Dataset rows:
# # # # # # #

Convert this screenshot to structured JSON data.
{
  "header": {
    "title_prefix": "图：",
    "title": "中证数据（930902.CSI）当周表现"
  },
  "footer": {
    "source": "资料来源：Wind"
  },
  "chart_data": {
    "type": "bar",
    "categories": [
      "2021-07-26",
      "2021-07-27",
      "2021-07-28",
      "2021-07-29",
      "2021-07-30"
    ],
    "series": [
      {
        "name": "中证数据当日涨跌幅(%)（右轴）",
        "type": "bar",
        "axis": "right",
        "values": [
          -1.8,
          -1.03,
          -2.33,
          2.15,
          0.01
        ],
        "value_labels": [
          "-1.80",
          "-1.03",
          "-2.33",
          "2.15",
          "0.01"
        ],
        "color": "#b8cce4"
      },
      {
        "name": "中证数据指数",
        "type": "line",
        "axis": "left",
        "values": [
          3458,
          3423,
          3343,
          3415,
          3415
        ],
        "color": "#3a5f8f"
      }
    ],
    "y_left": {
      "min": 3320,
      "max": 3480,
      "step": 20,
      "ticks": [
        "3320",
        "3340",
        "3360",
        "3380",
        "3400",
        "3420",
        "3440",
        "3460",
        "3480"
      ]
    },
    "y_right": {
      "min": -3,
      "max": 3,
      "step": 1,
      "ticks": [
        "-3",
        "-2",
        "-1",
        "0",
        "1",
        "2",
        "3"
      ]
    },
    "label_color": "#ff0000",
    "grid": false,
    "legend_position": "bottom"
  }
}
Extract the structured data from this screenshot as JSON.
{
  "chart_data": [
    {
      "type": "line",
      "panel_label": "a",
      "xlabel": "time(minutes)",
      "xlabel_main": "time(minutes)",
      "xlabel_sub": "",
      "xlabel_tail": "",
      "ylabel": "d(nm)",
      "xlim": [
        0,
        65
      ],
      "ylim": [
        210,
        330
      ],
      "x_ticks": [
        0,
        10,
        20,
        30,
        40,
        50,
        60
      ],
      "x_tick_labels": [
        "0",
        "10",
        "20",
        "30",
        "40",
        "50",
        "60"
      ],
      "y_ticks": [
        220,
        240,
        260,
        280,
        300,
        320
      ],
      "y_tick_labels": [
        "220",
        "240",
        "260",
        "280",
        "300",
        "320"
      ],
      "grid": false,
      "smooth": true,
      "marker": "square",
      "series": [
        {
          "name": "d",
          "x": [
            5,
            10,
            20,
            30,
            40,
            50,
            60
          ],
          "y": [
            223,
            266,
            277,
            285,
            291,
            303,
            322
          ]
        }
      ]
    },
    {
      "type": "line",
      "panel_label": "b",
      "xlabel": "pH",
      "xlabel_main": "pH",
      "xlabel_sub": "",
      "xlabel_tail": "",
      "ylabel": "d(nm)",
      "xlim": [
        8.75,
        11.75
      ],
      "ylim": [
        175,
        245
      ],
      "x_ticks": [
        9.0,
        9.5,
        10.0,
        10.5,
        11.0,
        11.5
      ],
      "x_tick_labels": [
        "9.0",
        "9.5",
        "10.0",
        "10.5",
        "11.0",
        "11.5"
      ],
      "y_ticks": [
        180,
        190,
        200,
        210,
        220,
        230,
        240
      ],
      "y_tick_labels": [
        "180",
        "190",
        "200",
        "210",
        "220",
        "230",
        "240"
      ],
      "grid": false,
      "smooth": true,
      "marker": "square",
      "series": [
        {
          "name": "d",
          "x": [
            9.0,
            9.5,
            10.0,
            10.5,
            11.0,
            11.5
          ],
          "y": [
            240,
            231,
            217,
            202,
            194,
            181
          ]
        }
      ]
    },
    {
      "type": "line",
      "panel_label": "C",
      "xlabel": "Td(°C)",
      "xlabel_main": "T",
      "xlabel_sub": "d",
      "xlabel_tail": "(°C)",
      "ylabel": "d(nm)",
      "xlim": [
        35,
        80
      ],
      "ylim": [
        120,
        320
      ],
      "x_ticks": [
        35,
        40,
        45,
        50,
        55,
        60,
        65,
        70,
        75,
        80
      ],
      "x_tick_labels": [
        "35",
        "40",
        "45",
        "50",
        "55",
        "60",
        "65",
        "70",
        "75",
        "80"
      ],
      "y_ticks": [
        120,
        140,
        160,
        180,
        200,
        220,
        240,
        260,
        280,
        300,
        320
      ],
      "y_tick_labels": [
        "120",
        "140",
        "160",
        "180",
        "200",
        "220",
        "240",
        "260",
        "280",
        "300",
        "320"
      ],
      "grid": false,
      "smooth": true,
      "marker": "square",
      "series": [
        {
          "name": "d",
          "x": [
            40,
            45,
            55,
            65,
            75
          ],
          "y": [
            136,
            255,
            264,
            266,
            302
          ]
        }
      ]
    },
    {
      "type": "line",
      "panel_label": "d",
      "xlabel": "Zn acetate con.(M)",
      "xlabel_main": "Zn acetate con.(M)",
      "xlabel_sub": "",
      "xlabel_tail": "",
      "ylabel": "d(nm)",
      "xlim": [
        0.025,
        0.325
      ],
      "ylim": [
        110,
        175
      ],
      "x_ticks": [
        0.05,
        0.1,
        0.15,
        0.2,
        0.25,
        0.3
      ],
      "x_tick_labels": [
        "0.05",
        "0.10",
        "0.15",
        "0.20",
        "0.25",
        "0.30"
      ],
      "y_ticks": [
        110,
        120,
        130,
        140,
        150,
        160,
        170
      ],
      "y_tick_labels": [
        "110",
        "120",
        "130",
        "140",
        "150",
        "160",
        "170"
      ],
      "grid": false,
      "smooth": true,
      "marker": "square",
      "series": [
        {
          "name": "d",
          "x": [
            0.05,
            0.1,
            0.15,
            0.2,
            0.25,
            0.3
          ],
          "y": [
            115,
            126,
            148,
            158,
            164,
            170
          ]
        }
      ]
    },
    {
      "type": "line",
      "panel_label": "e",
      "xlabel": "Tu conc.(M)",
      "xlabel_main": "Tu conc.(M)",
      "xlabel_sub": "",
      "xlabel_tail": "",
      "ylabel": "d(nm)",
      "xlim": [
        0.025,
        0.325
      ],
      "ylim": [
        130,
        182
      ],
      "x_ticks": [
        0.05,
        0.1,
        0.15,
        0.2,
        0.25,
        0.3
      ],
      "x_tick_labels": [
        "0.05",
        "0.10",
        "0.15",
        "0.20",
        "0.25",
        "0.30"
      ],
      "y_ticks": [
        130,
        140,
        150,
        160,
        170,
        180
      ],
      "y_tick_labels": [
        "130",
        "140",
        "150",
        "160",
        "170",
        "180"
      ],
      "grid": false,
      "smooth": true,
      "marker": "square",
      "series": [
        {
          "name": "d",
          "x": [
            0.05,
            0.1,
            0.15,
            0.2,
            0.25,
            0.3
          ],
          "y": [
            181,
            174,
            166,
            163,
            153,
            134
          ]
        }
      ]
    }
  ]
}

# # # # # # #

__What this task involves__:
Extract all the material, leaving every line as it is.

__The response__:
Convert this screenshot to structured JSON data.
{
  "header": {
    "title_prefix": "图：",
    "title": "中证数据（930902.CSI）当周表现"
  },
  "footer": {
    "source": "资料来源：Wind"
  },
  "chart_data": {
    "type": "bar",
    "categories": [
      "2021-07-26",
      "2021-07-27",
      "2021-07-28",
      "2021-07-29",
      "2021-07-30"
    ],
    "series": [
      {
        "name": "中证数据当日涨跌幅(%)（右轴）",
        "type": "bar",
        "axis": "right",
        "values": [
          -1.8,
          -1.03,
          -2.33,
          2.15,
          0.01
        ],
        "value_labels": [
          "-1.80",
          "-1.03",
          "-2.33",
          "2.15",
          "0.01"
        ],
        "color": "#b8cce4"
      },
      {
        "name": "中证数据指数",
        "type": "line",
        "axis": "left",
        "values": [
          3458,
          3423,
          3343,
          3415,
          3415
        ],
        "color": "#3a5f8f"
      }
    ],
    "y_left": {
      "min": 3320,
      "max": 3480,
      "step": 20,
      "ticks": [
        "3320",
        "3340",
        "3360",
        "3380",
        "3400",
        "3420",
        "3440",
        "3460",
        "3480"
      ]
    },
    "y_right": {
      "min": -3,
      "max": 3,
      "step": 1,
      "ticks": [
        "-3",
        "-2",
        "-1",
        "0",
        "1",
        "2",
        "3"
      ]
    },
    "label_color": "#ff0000",
    "grid": false,
    "legend_position": "bottom"
  }
}
Extract the structured data from this screenshot as JSON.
{
  "chart_data": [
    {
      "type": "line",
      "panel_label": "a",
      "xlabel": "time(minutes)",
      "xlabel_main": "time(minutes)",
      "xlabel_sub": "",
      "xlabel_tail": "",
      "ylabel": "d(nm)",
      "xlim": [
        0,
        65
      ],
      "ylim": [
        210,
        330
      ],
      "x_ticks": [
        0,
        10,
        20,
        30,
        40,
        50,
        60
      ],
      "x_tick_labels": [
        "0",
        "10",
        "20",
        "30",
        "40",
        "50",
        "60"
      ],
      "y_ticks": [
        220,
        240,
        260,
        280,
        300,
        320
      ],
      "y_tick_labels": [
        "220",
        "240",
        "260",
        "280",
        "300",
        "320"
      ],
      "grid": false,
      "smooth": true,
      "marker": "square",
      "series": [
        {
          "name": "d",
          "x": [
            5,
            10,
            20,
            30,
            40,
            50,
            60
          ],
          "y": [
            223,
            266,
            277,
            285,
            291,
            303,
            322
          ]
        }
      ]
    },
    {
      "type": "line",
      "panel_label": "b",
      "xlabel": "pH",
      "xlabel_main": "pH",
      "xlabel_sub": "",
      "xlabel_tail": "",
      "ylabel": "d(nm)",
      "xlim": [
        8.75,
        11.75
      ],
      "ylim": [
        175,
        245
      ],
      "x_ticks": [
        9.0,
        9.5,
        10.0,
        10.5,
        11.0,
        11.5
      ],
      "x_tick_labels": [
        "9.0",
        "9.5",
        "10.0",
        "10.5",
        "11.0",
        "11.5"
      ],
      "y_ticks": [
        180,
        190,
        200,
        210,
        220,
        230,
        240
      ],
      "y_tick_labels": [
        "180",
        "190",
        "200",
        "210",
        "220",
        "230",
        "240"
      ],
      "grid": false,
      "smooth": true,
      "marker": "square",
      "series": [
        {
          "name": "d",
          "x": [
            9.0,
            9.5,
            10.0,
            10.5,
            11.0,
            11.5
          ],
          "y": [
            240,
            231,
            217,
            202,
            194,
            181
          ]
        }
      ]
    },
    {
      "type": "line",
      "panel_label": "C",
      "xlabel": "Td(°C)",
      "xlabel_main": "T",
      "xlabel_sub": "d",
      "xlabel_tail": "(°C)",
      "ylabel": "d(nm)",
      "xlim": [
        35,
        80
      ],
      "ylim": [
        120,
        320
      ],
      "x_ticks": [
        35,
        40,
        45,
        50,
        55,
        60,
        65,
        70,
        75,
        80
      ],
      "x_tick_labels": [
        "35",
        "40",
        "45",
        "50",
        "55",
        "60",
        "65",
        "70",
        "75",
        "80"
      ],
      "y_ticks": [
        120,
        140,
        160,
        180,
        200,
        220,
        240,
        260,
        280,
        300,
        320
      ],
      "y_tick_labels": [
        "120",
        "140",
        "160",
        "180",
        "200",
        "220",
        "240",
        "260",
        "280",
        "300",
        "320"
      ],
      "grid": false,
      "smooth": true,
      "marker": "square",
      "series": [
        {
          "name": "d",
          "x": [
            40,
            45,
            55,
            65,
            75
          ],
          "y": [
            136,
            255,
            264,
            266,
            302
          ]
        }
      ]
    },
    {
      "type": "line",
      "panel_label": "d",
      "xlabel": "Zn acetate con.(M)",
      "xlabel_main": "Zn acetate con.(M)",
      "xlabel_sub": "",
      "xlabel_tail": "",
      "ylabel": "d(nm)",
      "xlim": [
        0.025,
        0.325
      ],
      "ylim": [
        110,
        175
      ],
      "x_ticks": [
        0.05,
        0.1,
        0.15,
        0.2,
        0.25,
        0.3
      ],
      "x_tick_labels": [
        "0.05",
        "0.10",
        "0.15",
        "0.20",
        "0.25",
        "0.30"
      ],
      "y_ticks": [
        110,
        120,
        130,
        140,
        150,
        160,
        170
      ],
      "y_tick_labels": [
        "110",
        "120",
        "130",
        "140",
        "150",
        "160",
        "170"
      ],
      "grid": false,
      "smooth": true,
      "marker": "square",
      "series": [
        {
          "name": "d",
          "x": [
            0.05,
            0.1,
            0.15,
            0.2,
            0.25,
            0.3
          ],
          "y": [
            115,
            126,
            148,
            158,
            164,
            170
          ]
        }
      ]
    },
    {
      "type": "line",
      "panel_label": "e",
      "xlabel": "Tu conc.(M)",
      "xlabel_main": "Tu conc.(M)",
      "xlabel_sub": "",
      "xlabel_tail": "",
      "ylabel": "d(nm)",
      "xlim": [
        0.025,
        0.325
      ],
      "ylim": [
        130,
        182
      ],
      "x_ticks": [
        0.05,
        0.1,
        0.15,
        0.2,
        0.25,
        0.3
      ],
      "x_tick_labels": [
        "0.05",
        "0.10",
        "0.15",
        "0.20",
        "0.25",
        "0.30"
      ],
      "y_ticks": [
        130,
        140,
        150,
        160,
        170,
        180
      ],
      "y_tick_labels": [
        "130",
        "140",
        "150",
        "160",
        "170",
        "180"
      ],
      "grid": false,
      "smooth": true,
      "marker": "square",
      "series": [
        {
          "name": "d",
          "x": [
            0.05,
            0.1,
            0.15,
            0.2,
            0.25,
            0.3
          ],
          "y": [
            181,
            174,
            166,
            163,
            153,
            134
          ]
        }
      ]
    }
  ]
}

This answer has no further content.